[Items listed in a dataset]
+ + +

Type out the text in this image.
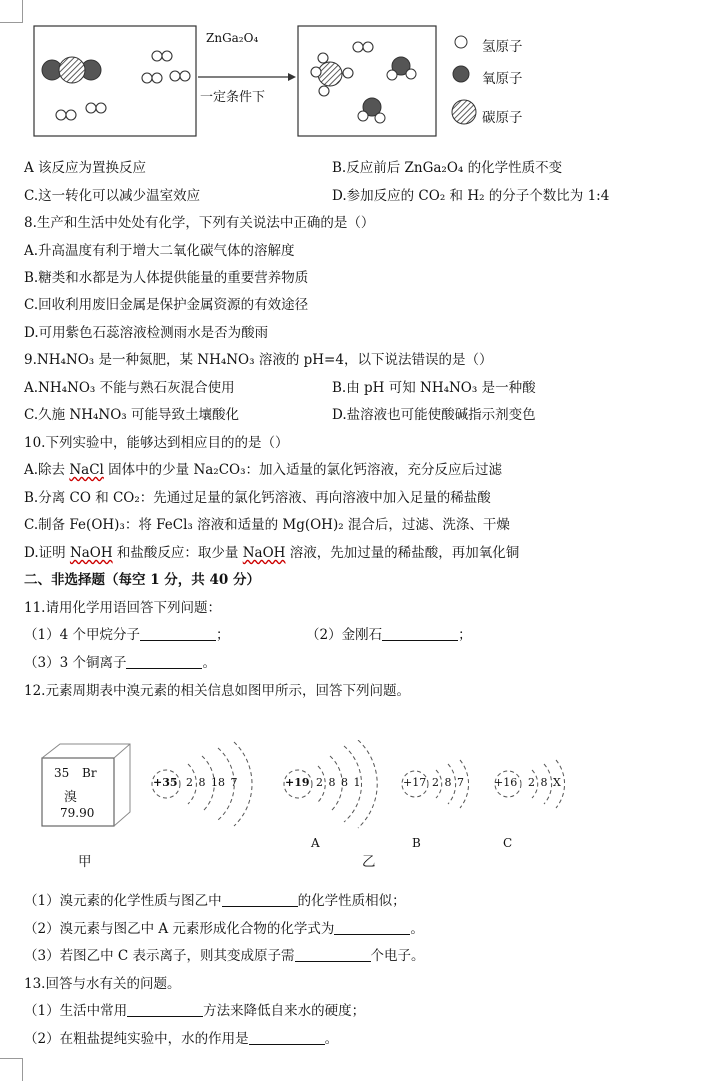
ZnGa₂O₄
一定条件下
氢原子
氧原子
碳原子
A 该反应为置换反应	B.反应前后 ZnGa₂O₄ 的化学性质不变
C.这一转化可以减少温室效应	D.参加反应的 CO₂ 和 H₂ 的分子个数比为 1:4
8.生产和生活中处处有化学，下列有关说法中正确的是（）
A.升高温度有利于增大二氧化碳气体的溶解度
B.糖类和水都是为人体提供能量的重要营养物质
C.回收利用废旧金属是保护金属资源的有效途径
D.可用紫色石蕊溶液检测雨水是否为酸雨
9.NH₄NO₃ 是一种氮肥，某 NH₄NO₃ 溶液的 pH=4，以下说法错误的是（）
A.NH₄NO₃ 不能与熟石灰混合使用	B.由 pH 可知 NH₄NO₃ 是一种酸
C.久施 NH₄NO₃ 可能导致土壤酸化	D.盐溶液也可能使酸碱指示剂变色
10.下列实验中，能够达到相应目的的是（）
A.除去 NaCl 固体中的少量 Na₂CO₃：加入适量的氯化钙溶液，充分反应后过滤
B.分离 CO 和 CO₂：先通过足量的氯化钙溶液、再向溶液中加入足量的稀盐酸
C.制备 Fe(OH)₃：将 FeCl₃ 溶液和适量的 Mg(OH)₂ 混合后，过滤、洗涤、干燥
D.证明 NaOH 和盐酸反应：取少量 NaOH 溶液，先加过量的稀盐酸，再加氧化铜
二、非选择题（每空 1 分，共 40 分）
11.请用化学用语回答下列问题：
（1）4 个甲烷分子	；	（2）金刚石	；
（3）3 个铜离子	。
12.元素周期表中溴元素的相关信息如图甲所示，回答下列问题。
35 Br
溴
79.90
甲
+35 2 8 18 7	+19 2 8 8 1	+17 2 8 7	+16 2 8 X
A	B	C
乙
（1）溴元素的化学性质与图乙中	的化学性质相似；
（2）溴元素与图乙中 A 元素形成化合物的化学式为	。
（3）若图乙中 C 表示离子，则其变成原子需	个电子。
13.回答与水有关的问题。
（1）生活中常用	方法来降低自来水的硬度；
（2）在粗盐提纯实验中，水的作用是	。
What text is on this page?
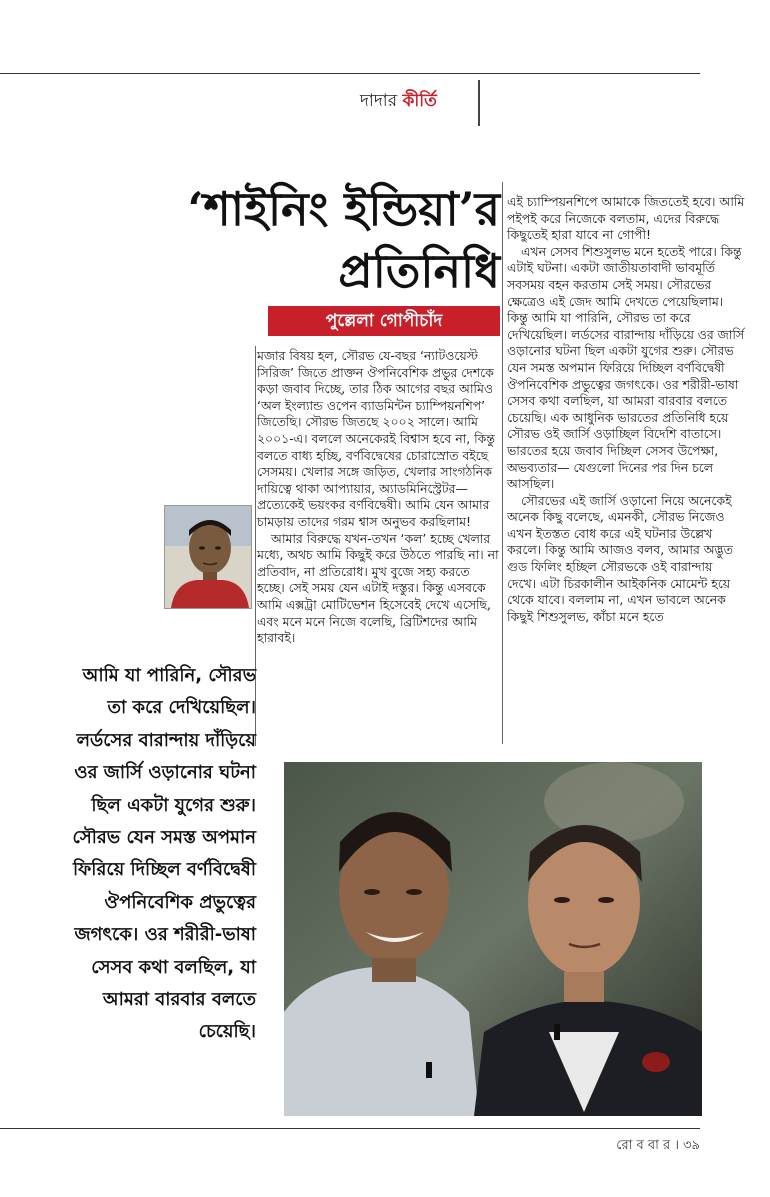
দাদার কীর্তি
‘শাইনিং ইন্ডিয়া’র
প্রতিনিধি
পুল্লেলা গোপীচাঁদ

মজার বিষয় হল, সৌরভ যে-বছর ‘ন্যাটওয়েস্ট সিরিজ’ জিতে প্রাক্তন ঔপনিবেশিক প্রভুর দেশকে কড়া জবাব দিচ্ছে, তার ঠিক আগের বছর আমিও ‘অল ইংল্যান্ড ওপেন ব্যাডমিন্টন চ্যাম্পিয়নশিপ’ জিতেছি। সৌরভ জিতছে ২০০২ সালে। আমি ২০০১-এ। বললে অনেকেরই বিশ্বাস হবে না, কিন্তু বলতে বাধ্য হচ্ছি, বর্ণবিদ্বেষের চোরাস্রোত বইছে সেসময়। খেলার সঙ্গে জড়িত, খেলার সাংগঠনিক দায়িত্বে থাকা আপ্যায়ার, অ্যাডমিনিস্ট্রেটর— প্রত্যেকেই ভয়ংকর বর্ণবিদ্বেষী। আমি যেন আমার চামড়ায় তাদের গরম শ্বাস অনুভব করছিলাম!

আমার বিরুদ্ধে যখন-তখন ‘কল’ হচ্ছে খেলার মধ্যে, অথচ আমি কিছুই করে উঠতে পারছি না। না প্রতিবাদ, না প্রতিরোধ। মুখ বুজে সহ্য করতে হচ্ছে। সেই সময় যেন এটাই দস্তুর। কিন্তু এসবকে আমি এক্সট্রা মোটিভেশন হিসেবেই দেখে এসেছি, এবং মনে মনে নিজে বলেছি, ব্রিটিশদের আমি হারাবই।

এই চ্যাম্পিয়নশিপে আমাকে জিততেই হবে। আমি পইপই করে নিজেকে বলতাম, এদের বিরুদ্ধে কিছুতেই হারা যাবে না গোপী!

এখন সেসব শিশুসুলভ মনে হতেই পারে। কিন্তু এটাই ঘটনা। একটা জাতীয়তাবাদী ভাবমূর্তি সবসময় বহন করতাম সেই সময়। সৌরভের ক্ষেত্রেও এই জেদ আমি দেখতে পেয়েছিলাম। কিন্তু আমি যা পারিনি, সৌরভ তা করে দেখিয়েছিল। লর্ডসের বারান্দায় দাঁড়িয়ে ওর জার্সি ওড়ানোর ঘটনা ছিল একটা যুগের শুরু। সৌরভ যেন সমস্ত অপমান ফিরিয়ে দিচ্ছিল বর্ণবিদ্বেষী ঔপনিবেশিক প্রভুত্বের জগৎকে। ওর শরীরী-ভাষা সেসব কথা বলছিল, যা আমরা বারবার বলতে চেয়েছি। এক আধুনিক ভারতের প্রতিনিধি হয়ে সৌরভ ওই জার্সি ওড়াচ্ছিল বিদেশি বাতাসে। ভারতের হয়ে জবাব দিচ্ছিল সেসব উপেক্ষা, অভব্যতার— যেগুলো দিনের পর দিন চলে আসছিল।

সৌরভের এই জার্সি ওড়ানো নিয়ে অনেকেই অনেক কিছু বলেছে, এমনকী, সৌরভ নিজেও এখন ইতস্তত বোধ করে এই ঘটনার উল্লেখ করলে। কিন্তু আমি আজও বলব, আমার অদ্ভুত গুড ফিলিং হচ্ছিল সৌরভকে ওই বারান্দায় দেখে। এটা চিরকালীন আইকনিক মোমেন্ট হয়ে থেকে যাবে। বললাম না, এখন ভাবলে অনেক কিছুই শিশুসুলভ, কাঁচা মনে হতে

আমি যা পারিনি, সৌরভ তা করে দেখিয়েছিল। লর্ডসের বারান্দায় দাঁড়িয়ে ওর জার্সি ওড়ানোর ঘটনা ছিল একটা যুগের শুরু। সৌরভ যেন সমস্ত অপমান ফিরিয়ে দিচ্ছিল বর্ণবিদ্বেষী ঔপনিবেশিক প্রভুত্বের জগৎকে। ওর শরীরী-ভাষা সেসব কথা বলছিল, যা আমরা বারবার বলতে চেয়েছি।
রো ব বা র । ৩৯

+ + +

* _TASK DIRECTIONS_
Write down only how many lines in the listing contain the word "text".

* _ANSWER TO THIS EXERCISE_
2